* Aim
Identify and pull out each line of the entries in which "صورت" occurs.

* Given data
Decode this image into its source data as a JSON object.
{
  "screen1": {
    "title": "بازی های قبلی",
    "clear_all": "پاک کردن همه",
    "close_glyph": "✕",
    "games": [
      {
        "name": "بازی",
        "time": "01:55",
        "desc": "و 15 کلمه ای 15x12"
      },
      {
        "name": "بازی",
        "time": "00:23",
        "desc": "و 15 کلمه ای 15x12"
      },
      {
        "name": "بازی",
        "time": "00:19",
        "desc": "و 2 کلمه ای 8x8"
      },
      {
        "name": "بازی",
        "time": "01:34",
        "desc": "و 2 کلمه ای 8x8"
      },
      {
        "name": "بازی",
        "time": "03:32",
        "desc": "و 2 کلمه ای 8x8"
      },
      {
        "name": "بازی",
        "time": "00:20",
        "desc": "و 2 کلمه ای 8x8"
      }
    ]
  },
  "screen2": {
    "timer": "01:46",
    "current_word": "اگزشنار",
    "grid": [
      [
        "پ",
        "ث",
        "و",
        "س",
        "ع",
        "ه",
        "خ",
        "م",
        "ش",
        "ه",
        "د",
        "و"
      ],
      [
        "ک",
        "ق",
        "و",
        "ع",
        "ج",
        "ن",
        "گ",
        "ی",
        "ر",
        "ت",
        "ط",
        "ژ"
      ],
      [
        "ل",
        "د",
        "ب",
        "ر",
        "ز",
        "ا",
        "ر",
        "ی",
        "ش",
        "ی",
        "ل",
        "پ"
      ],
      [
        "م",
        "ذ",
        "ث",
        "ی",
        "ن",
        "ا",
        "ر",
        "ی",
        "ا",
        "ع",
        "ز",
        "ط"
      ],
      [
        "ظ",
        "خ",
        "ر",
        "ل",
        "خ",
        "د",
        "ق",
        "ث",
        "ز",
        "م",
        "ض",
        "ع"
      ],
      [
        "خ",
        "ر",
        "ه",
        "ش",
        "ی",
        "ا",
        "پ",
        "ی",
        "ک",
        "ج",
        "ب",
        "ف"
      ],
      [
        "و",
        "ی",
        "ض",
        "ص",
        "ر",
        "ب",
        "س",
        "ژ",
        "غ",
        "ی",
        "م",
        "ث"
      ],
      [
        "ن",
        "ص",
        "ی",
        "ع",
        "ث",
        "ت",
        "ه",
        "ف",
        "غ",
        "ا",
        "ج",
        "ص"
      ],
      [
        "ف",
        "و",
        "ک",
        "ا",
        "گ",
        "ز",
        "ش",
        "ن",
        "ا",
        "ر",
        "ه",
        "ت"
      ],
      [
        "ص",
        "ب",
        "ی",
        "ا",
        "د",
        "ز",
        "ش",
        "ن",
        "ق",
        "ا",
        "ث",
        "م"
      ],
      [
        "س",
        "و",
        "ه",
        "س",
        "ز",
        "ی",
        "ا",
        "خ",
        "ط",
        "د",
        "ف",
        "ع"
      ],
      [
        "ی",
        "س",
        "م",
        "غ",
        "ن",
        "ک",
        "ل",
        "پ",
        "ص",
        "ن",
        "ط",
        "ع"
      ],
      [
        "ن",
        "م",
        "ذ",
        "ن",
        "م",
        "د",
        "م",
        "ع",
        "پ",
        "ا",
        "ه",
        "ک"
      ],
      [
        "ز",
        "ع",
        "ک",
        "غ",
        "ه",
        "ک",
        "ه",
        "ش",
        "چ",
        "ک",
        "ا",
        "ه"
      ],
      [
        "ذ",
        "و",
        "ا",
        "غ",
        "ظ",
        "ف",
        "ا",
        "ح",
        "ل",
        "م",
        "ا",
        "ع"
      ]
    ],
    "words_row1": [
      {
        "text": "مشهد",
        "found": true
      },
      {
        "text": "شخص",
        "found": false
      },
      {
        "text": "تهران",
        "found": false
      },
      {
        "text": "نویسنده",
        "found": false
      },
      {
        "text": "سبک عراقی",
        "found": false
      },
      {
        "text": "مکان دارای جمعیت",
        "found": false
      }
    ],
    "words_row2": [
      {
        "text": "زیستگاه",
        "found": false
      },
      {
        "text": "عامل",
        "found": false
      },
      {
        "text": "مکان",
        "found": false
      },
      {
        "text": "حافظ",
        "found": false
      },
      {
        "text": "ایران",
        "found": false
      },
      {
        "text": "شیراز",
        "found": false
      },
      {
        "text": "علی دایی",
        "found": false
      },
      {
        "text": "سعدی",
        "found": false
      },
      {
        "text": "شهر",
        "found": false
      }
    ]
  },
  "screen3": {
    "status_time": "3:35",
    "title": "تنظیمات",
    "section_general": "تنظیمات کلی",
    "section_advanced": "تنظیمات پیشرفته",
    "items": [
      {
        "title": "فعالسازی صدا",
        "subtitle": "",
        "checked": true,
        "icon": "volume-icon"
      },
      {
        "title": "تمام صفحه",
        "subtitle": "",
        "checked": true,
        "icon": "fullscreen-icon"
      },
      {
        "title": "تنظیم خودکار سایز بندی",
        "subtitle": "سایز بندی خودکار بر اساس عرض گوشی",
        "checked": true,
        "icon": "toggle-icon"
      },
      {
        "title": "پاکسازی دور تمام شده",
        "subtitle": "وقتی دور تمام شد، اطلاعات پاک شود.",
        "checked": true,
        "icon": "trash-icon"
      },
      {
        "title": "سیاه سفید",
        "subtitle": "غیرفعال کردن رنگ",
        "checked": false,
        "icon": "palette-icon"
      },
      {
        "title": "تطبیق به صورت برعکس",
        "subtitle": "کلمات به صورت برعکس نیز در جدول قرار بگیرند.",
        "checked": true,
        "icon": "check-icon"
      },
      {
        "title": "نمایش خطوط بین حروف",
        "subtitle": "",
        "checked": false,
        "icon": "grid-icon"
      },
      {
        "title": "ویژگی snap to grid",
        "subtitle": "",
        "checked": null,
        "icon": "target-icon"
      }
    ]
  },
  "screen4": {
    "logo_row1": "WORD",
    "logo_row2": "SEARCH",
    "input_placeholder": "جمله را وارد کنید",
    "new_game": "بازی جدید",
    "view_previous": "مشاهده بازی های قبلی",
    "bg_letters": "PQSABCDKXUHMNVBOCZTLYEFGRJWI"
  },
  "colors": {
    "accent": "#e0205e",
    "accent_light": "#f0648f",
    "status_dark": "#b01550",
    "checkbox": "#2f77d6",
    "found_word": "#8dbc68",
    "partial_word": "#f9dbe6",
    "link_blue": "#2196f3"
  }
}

* Solution for this problem
        "title": "تطبیق به صورت برعکس",
        "subtitle": "کلمات به صورت برعکس نیز در جدول قرار بگیرند.",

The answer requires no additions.